To do:
Skip the images. Copy the records exactly as written.

Data items:

* Start *

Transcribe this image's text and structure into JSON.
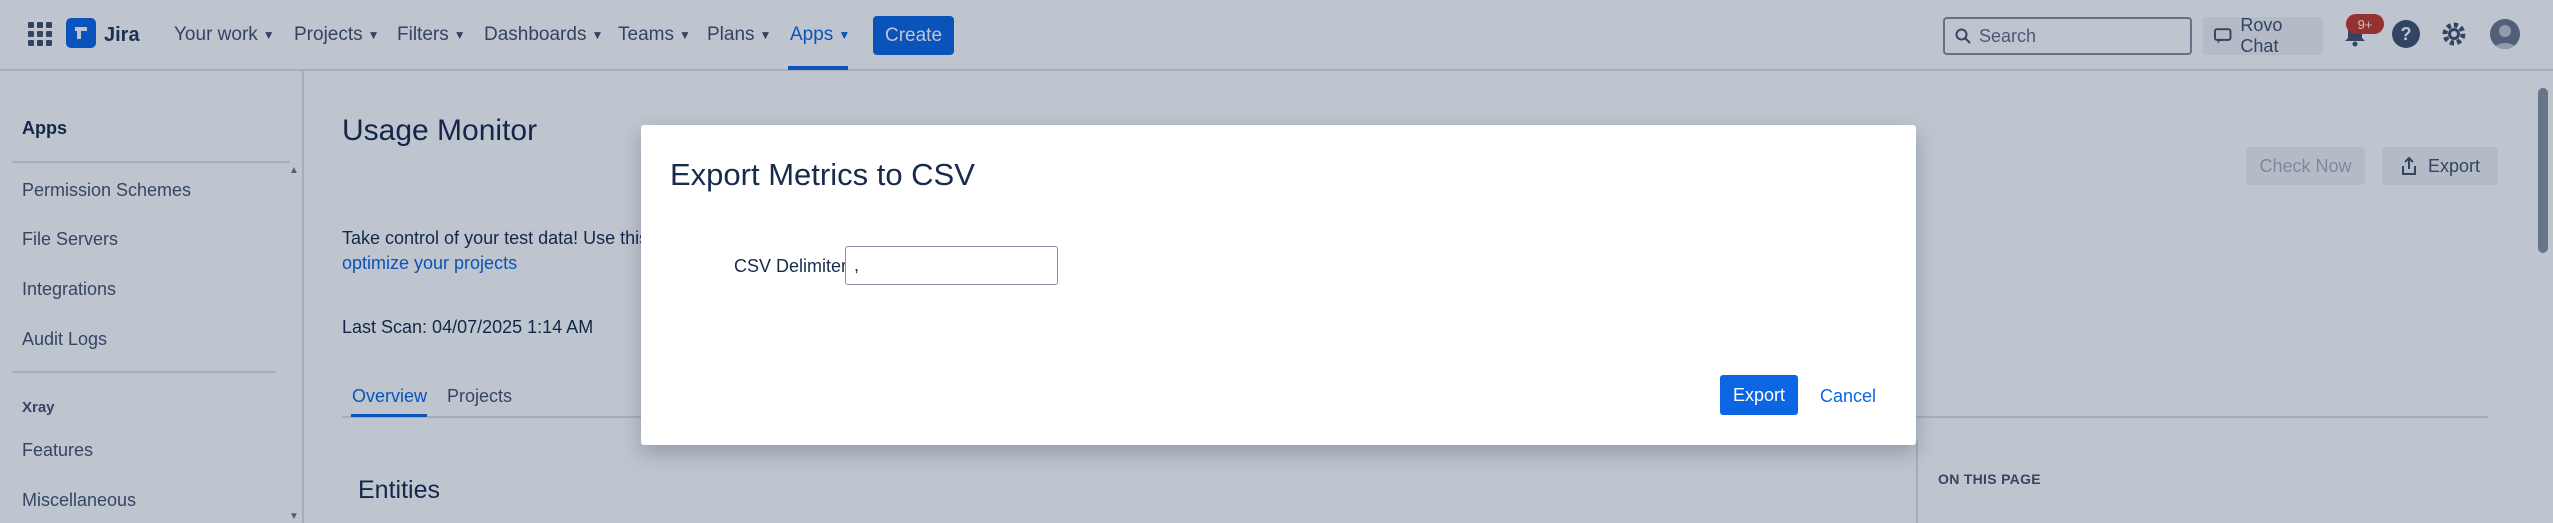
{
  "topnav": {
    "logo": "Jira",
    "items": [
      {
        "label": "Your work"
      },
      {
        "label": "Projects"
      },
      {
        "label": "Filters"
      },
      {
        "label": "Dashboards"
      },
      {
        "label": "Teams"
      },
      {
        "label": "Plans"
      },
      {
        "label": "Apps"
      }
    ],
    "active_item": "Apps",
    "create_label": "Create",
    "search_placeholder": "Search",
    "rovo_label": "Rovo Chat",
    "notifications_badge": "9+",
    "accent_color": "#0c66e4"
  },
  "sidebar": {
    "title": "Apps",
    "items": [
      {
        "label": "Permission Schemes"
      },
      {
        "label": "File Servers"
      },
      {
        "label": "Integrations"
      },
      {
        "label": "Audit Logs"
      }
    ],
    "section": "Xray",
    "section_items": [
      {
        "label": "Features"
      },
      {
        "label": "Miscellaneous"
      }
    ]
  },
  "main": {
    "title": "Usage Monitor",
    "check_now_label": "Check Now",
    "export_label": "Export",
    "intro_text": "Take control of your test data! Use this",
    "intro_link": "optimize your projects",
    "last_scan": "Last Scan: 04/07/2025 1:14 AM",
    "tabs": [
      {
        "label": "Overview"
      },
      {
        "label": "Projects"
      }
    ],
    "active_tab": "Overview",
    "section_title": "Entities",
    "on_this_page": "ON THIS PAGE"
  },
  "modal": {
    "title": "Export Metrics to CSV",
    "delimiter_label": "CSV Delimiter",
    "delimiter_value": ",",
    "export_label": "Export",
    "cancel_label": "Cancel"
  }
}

* End *

Exercise result:
Transcribe this image's text and structure into JSON.
{
  "topnav": {
    "logo": "Jira",
    "items": [
      {
        "label": "Your work"
      },
      {
        "label": "Projects"
      },
      {
        "label": "Filters"
      },
      {
        "label": "Dashboards"
      },
      {
        "label": "Teams"
      },
      {
        "label": "Plans"
      },
      {
        "label": "Apps"
      }
    ],
    "active_item": "Apps",
    "create_label": "Create",
    "search_placeholder": "Search",
    "rovo_label": "Rovo Chat",
    "notifications_badge": "9+",
    "accent_color": "#0c66e4"
  },
  "sidebar": {
    "title": "Apps",
    "items": [
      {
        "label": "Permission Schemes"
      },
      {
        "label": "File Servers"
      },
      {
        "label": "Integrations"
      },
      {
        "label": "Audit Logs"
      }
    ],
    "section": "Xray",
    "section_items": [
      {
        "label": "Features"
      },
      {
        "label": "Miscellaneous"
      }
    ]
  },
  "main": {
    "title": "Usage Monitor",
    "check_now_label": "Check Now",
    "export_label": "Export",
    "intro_text": "Take control of your test data! Use this",
    "intro_link": "optimize your projects",
    "last_scan": "Last Scan: 04/07/2025 1:14 AM",
    "tabs": [
      {
        "label": "Overview"
      },
      {
        "label": "Projects"
      }
    ],
    "active_tab": "Overview",
    "section_title": "Entities",
    "on_this_page": "ON THIS PAGE"
  },
  "modal": {
    "title": "Export Metrics to CSV",
    "delimiter_label": "CSV Delimiter",
    "delimiter_value": ",",
    "export_label": "Export",
    "cancel_label": "Cancel"
  }
}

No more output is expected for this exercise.